DATA —

::::::

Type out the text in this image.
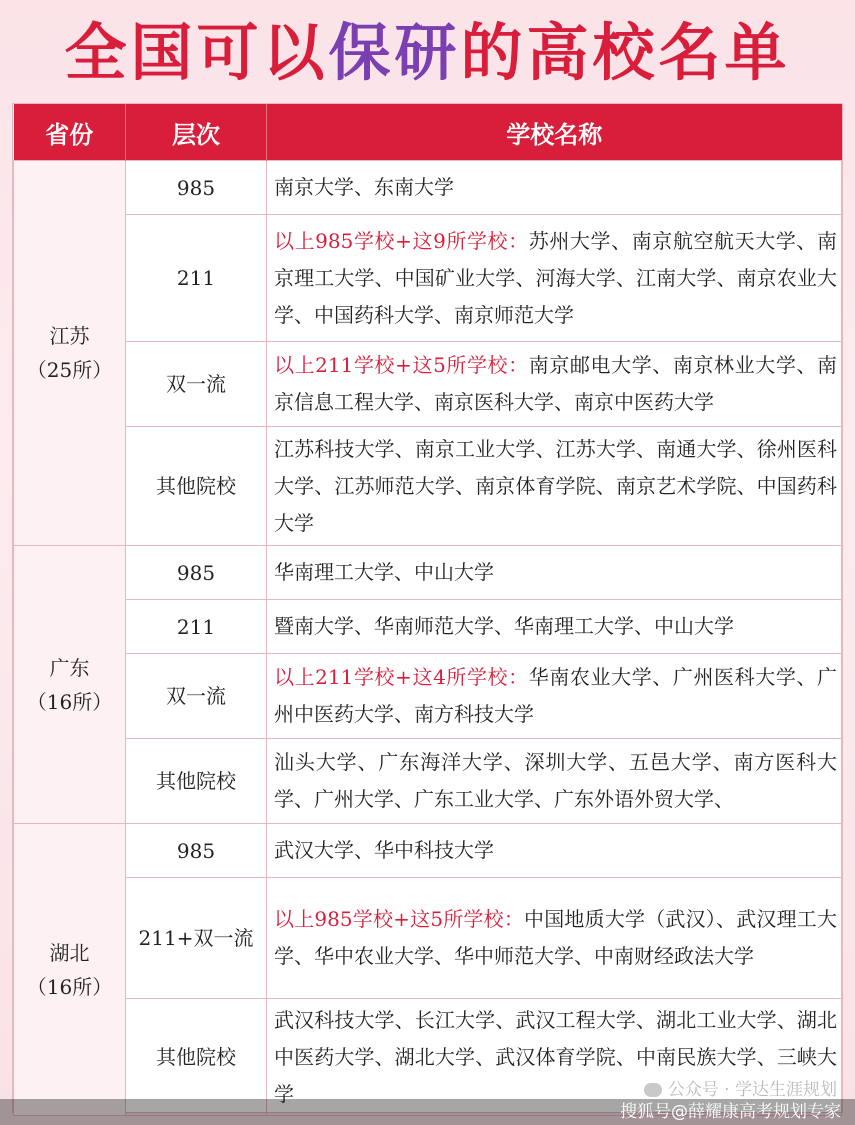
全国可以 保研 的高校名单
省份	层次	学校名称

江苏
（25所）	985	南京大学、东南大学
	211	以上985学校+这9所学校：苏州大学、南京航空航天大学、南京理工大学、中国矿业大学、河海大学、江南大学、南京农业大学、中国药科大学、南京师范大学
	双一流	以上211学校+这5所学校：南京邮电大学、南京林业大学、南京信息工程大学、南京医科大学、南京中医药大学
	其他院校	江苏科技大学、南京工业大学、江苏大学、南通大学、徐州医科大学、江苏师范大学、南京体育学院、南京艺术学院、中国药科大学

广东
（16所）	985	华南理工大学、中山大学
	211	暨南大学、华南师范大学、华南理工大学、中山大学
	双一流	以上211学校+这4所学校：华南农业大学、广州医科大学、广州中医药大学、南方科技大学
	其他院校	汕头大学、广东海洋大学、深圳大学、五邑大学、南方医科大学、广州大学、广东工业大学、广东外语外贸大学、

湖北
（16所）	985	武汉大学、华中科技大学
	211+双一流	以上985学校+这5所学校：中国地质大学（武汉）、武汉理工大学、华中农业大学、华中师范大学、中南财经政法大学
	其他院校	武汉科技大学、长江大学、武汉工程大学、湖北工业大学、湖北中医药大学、湖北大学、武汉体育学院、中南民族大学、三峡大学	公众号 · 学达生涯规划
搜狐号@薛耀康高考规划专家
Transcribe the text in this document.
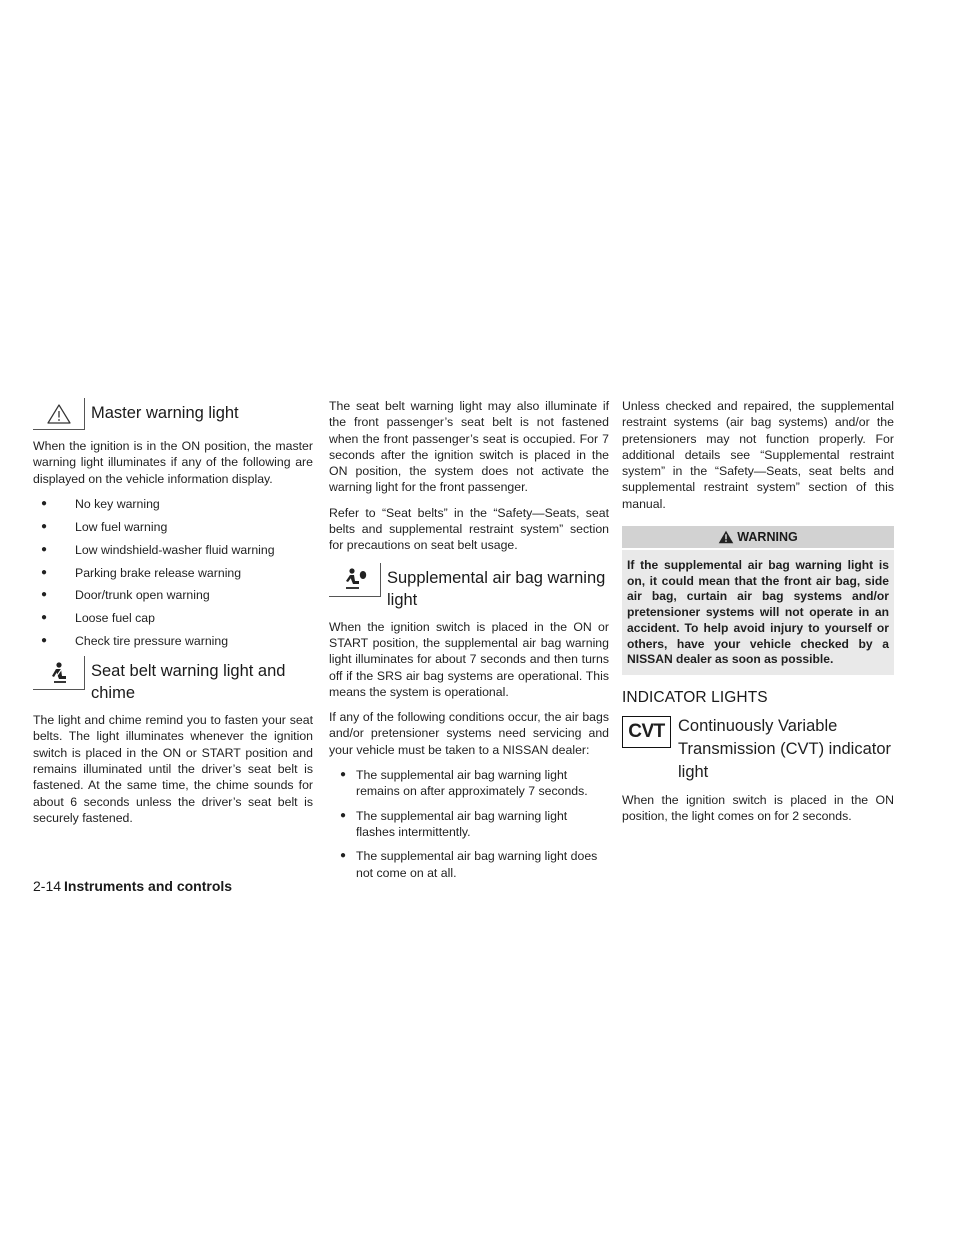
Master warning light

When the ignition is in the ON position, the master warning light illuminates if any of the following are displayed on the vehicle information display.

● No key warning
● Low fuel warning
● Low windshield-washer fluid warning
● Parking brake release warning
● Door/trunk open warning
● Loose fuel cap
● Check tire pressure warning
Seat belt warning light and chime

The light and chime remind you to fasten your seat belts. The light illuminates whenever the ignition switch is placed in the ON or START position and remains illuminated until the driver’s seat belt is fastened. At the same time, the chime sounds for about 6 seconds unless the driver’s seat belt is securely fastened.

The seat belt warning light may also illuminate if the front passenger’s seat belt is not fastened when the front passenger’s seat is occupied. For 7 seconds after the ignition switch is placed in the ON position, the system does not activate the warning light for the front passenger.

Refer to “Seat belts” in the “Safety—Seats, seat belts and supplemental restraint system” section for precautions on seat belt usage.

Supplemental air bag warning light

When the ignition switch is placed in the ON or START position, the supplemental air bag warning light illuminates for about 7 seconds and then turns off if the SRS air bag systems are operational. This means the system is operational.

If any of the following conditions occur, the air bags and/or pretensioner systems need servicing and your vehicle must be taken to a NISSAN dealer:

● The supplemental air bag warning light remains on after approximately 7 seconds.
● The supplemental air bag warning light flashes intermittently.
● The supplemental air bag warning light does not come on at all.

Unless checked and repaired, the supplemental restraint systems (air bag systems) and/or the pretensioners may not function properly. For additional details see “Supplemental restraint system” in the “Safety—Seats, seat belts and supplemental restraint system” section of this manual.

WARNING
If the supplemental air bag warning light is on, it could mean that the front air bag, side air bag, curtain air bag systems and/or pretensioner systems will not operate in an accident. To help avoid injury to yourself or others, have your vehicle checked by a NISSAN dealer as soon as possible.
INDICATOR LIGHTS
CVT Continuously Variable Transmission (CVT) indicator light

When the ignition switch is placed in the ON position, the light comes on for 2 seconds.

2-14 Instruments and controls
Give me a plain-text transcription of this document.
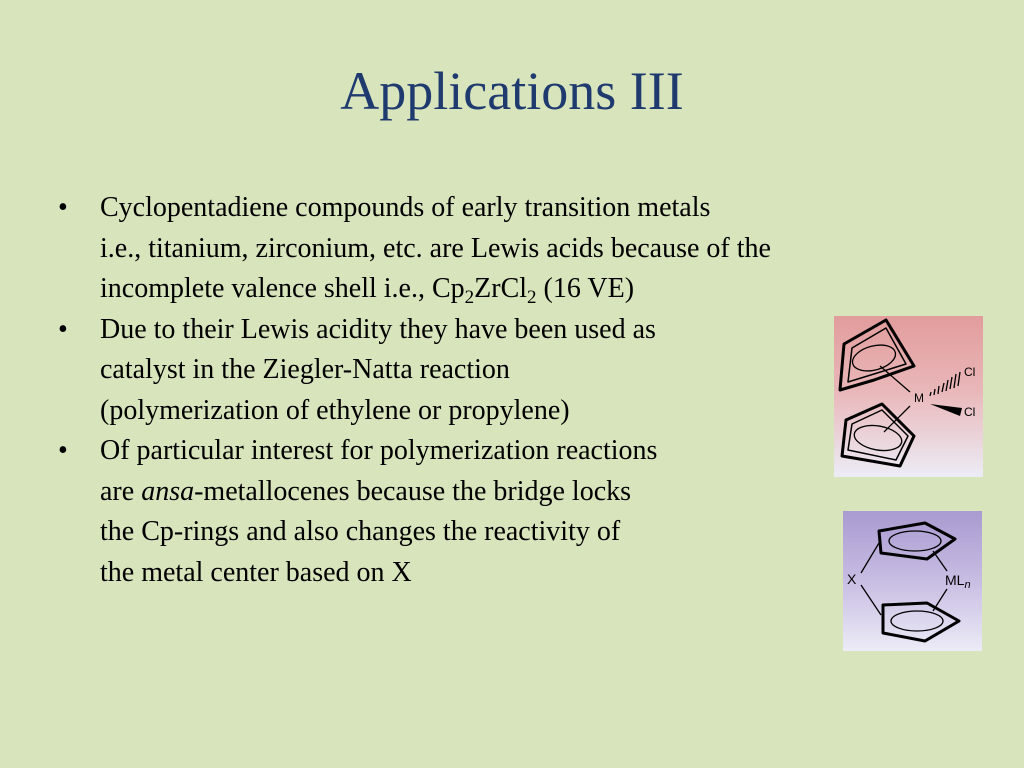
Applications III
• Cyclopentadiene compounds of early transition metals
i.e., titanium, zirconium, etc. are Lewis acids because of the
incomplete valence shell i.e., $Cp_2ZrCl_2$ (16 VE)
• Due to their Lewis acidity they have been used as
catalyst in the Ziegler-Natta reaction
(polymerization of ethylene or propylene)
• Of particular interest for polymerization reactions
are ansa-metallocenes because the bridge locks
the Cp-rings and also changes the reactivity of
the metal center based on X
M
Cl
Cl
X	$ML_n$
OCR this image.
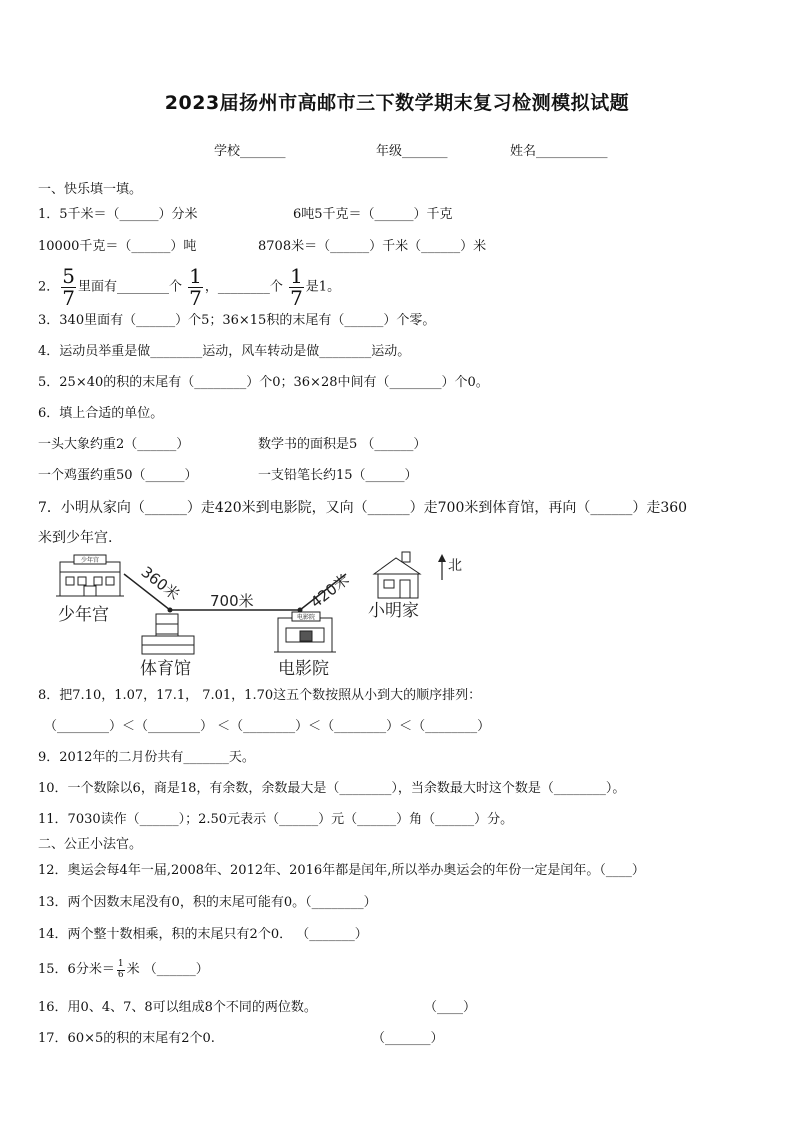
2023届扬州市高邮市三下数学期末复习检测模拟试题
学校_______	年级_______	姓名___________
一、快乐填一填。
1．5千米＝（______）分米	6吨5千克＝（______）千克
10000千克＝（______）吨	8708米＝（______）千米（______）米
2． $\frac{5}{7}$ 里面有________个 $\frac{1}{7}$ ，________个 $\frac{1}{7}$ 是1。
3．340里面有（______）个5；36×15积的末尾有（______）个零。
4．运动员举重是做________运动，风车转动是做________运动。
5．25×40的积的末尾有（________）个0；36×28中间有（________）个0。
6．填上合适的单位。
一头大象约重2（______）	数学书的面积是5 （______）
一个鸡蛋约重50（______）	一支铅笔长约15（______）
7．小明从家向（______）走420米到电影院，又向（______）走700米到体育馆，再向（______）走360
米到少年宫.
少年宫
少年宫
360米 700米	420米
体育馆
电影院
电影院
小明家
北
8．把7.10，1.07，17.1， 7.01，1.70这五个数按照从小到大的顺序排列：
（________）＜（________） ＜（________）＜（________）＜（________）
9．2012年的二月份共有_______天。
10．一个数除以6，商是18，有余数，余数最大是（________），当余数最大时这个数是（________）。
11．7030读作（______）；2.50元表示（______）元（______）角（______）分。
二、公正小法官。
12．奥运会每4年一届,2008年、2012年、2016年都是闰年,所以举办奥运会的年份一定是闰年。（____）
13．两个因数末尾没有0，积的末尾可能有0。（________）
14．两个整十数相乘，积的末尾只有2个0． （_______）
15．6分米＝ $\frac{1}{6}$ 米 （______）
16．用0、4、7、8可以组成8个不同的两位数。	（____）
17．60×5的积的末尾有2个0.	（_______）
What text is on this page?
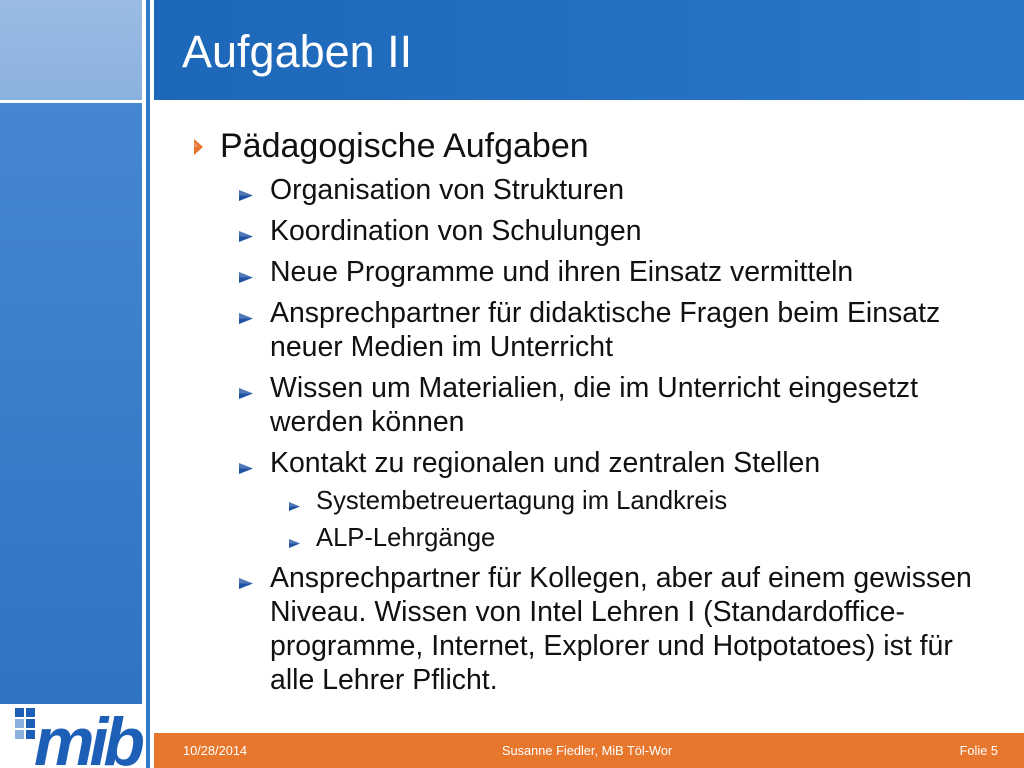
Aufgaben II
Pädagogische Aufgaben
Organisation von Strukturen
Koordination von Schulungen
Neue Programme und ihren Einsatz vermitteln
Ansprechpartner für didaktische Fragen beim Einsatz neuer Medien im Unterricht
Wissen um Materialien, die im Unterricht eingesetzt werden können
Kontakt zu regionalen und zentralen Stellen
Systembetreuertagung im Landkreis
ALP-Lehrgänge
Ansprechpartner für Kollegen, aber auf einem gewissen Niveau. Wissen von Intel Lehren I (Standardoffice-programme, Internet, Explorer und Hotpotatoes) ist für alle Lehrer Pflicht.
10/28/2014	Susanne Fiedler, MiB Töl-Wor	Folie 5
mib
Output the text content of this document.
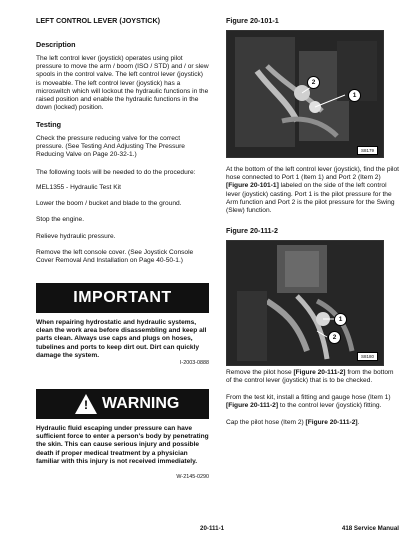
LEFT CONTROL LEVER (JOYSTICK)
Description
The left control lever (joystick) operates using pilot pressure to move the arm / boom (ISO / STD) and / or slew spools in the control valve. The left control lever (joystick) is moveable. The left control lever (joystick) has a microswitch which will lockout the hydraulic functions in the raised position and enable the hydraulic functions in the down (locked) position.
Testing
Check the pressure reducing valve for the correct pressure. (See Testing And Adjusting The Pressure Reducing Valve on Page 20-32-1.)
The following tools will be needed to do the procedure:
MEL1355 - Hydraulic Test Kit
Lower the boom / bucket and blade to the ground.
Stop the engine.
Relieve hydraulic pressure.
Remove the left console cover. (See Joystick Console Cover Removal And Installation on Page 40-50-1.)
IMPORTANT
When repairing hydrostatic and hydraulic systems, clean the work area before disassembling and keep all parts clean. Always use caps and plugs on hoses, tubelines and ports to keep dirt out. Dirt can quickly damage the system.
I-2003-0888
! WARNING
Hydraulic fluid escaping under pressure can have sufficient force to enter a person's body by penetrating the skin. This can cause serious injury and possible death if proper medical treatment by a physician familiar with this injury is not received immediately.
W-2145-0290
Figure 20-101-1
2
1
S8179
At the bottom of the left control lever (joystick), find the pilot hose connected to Port 1 (Item 1) and Port 2 (Item 2) [Figure 20-101-1] labeled on the side of the left control lever (joystick) casting. Port 1 is the pilot pressure for the Arm function and Port 2 is the pilot pressure for the Swing (Slew) function.
Figure 20-111-2
1
2
S8180
Remove the pilot hose [Figure 20-111-2] from the bottom of the control lever (joystick) that is to be checked.
From the test kit, install a fitting and gauge hose (Item 1) [Figure 20-111-2] to the control lever (joystick) fitting.
Cap the pilot hose (Item 2) [Figure 20-111-2].
20-111-1	418 Service Manual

::::::

REQUIRED TASK —
Find the word "does" in the data and show each line that holds it.

WRITTEN SOLUTION —
The seat belt warning light may also illuminate if the front passenger’s seat belt is not fastened when the front passenger’s seat is occupied. For 7 seconds after the ignition switch is placed in the ON position, the system does not activate the warning light for the front passenger.
● The supplemental air bag warning light does not come on at all.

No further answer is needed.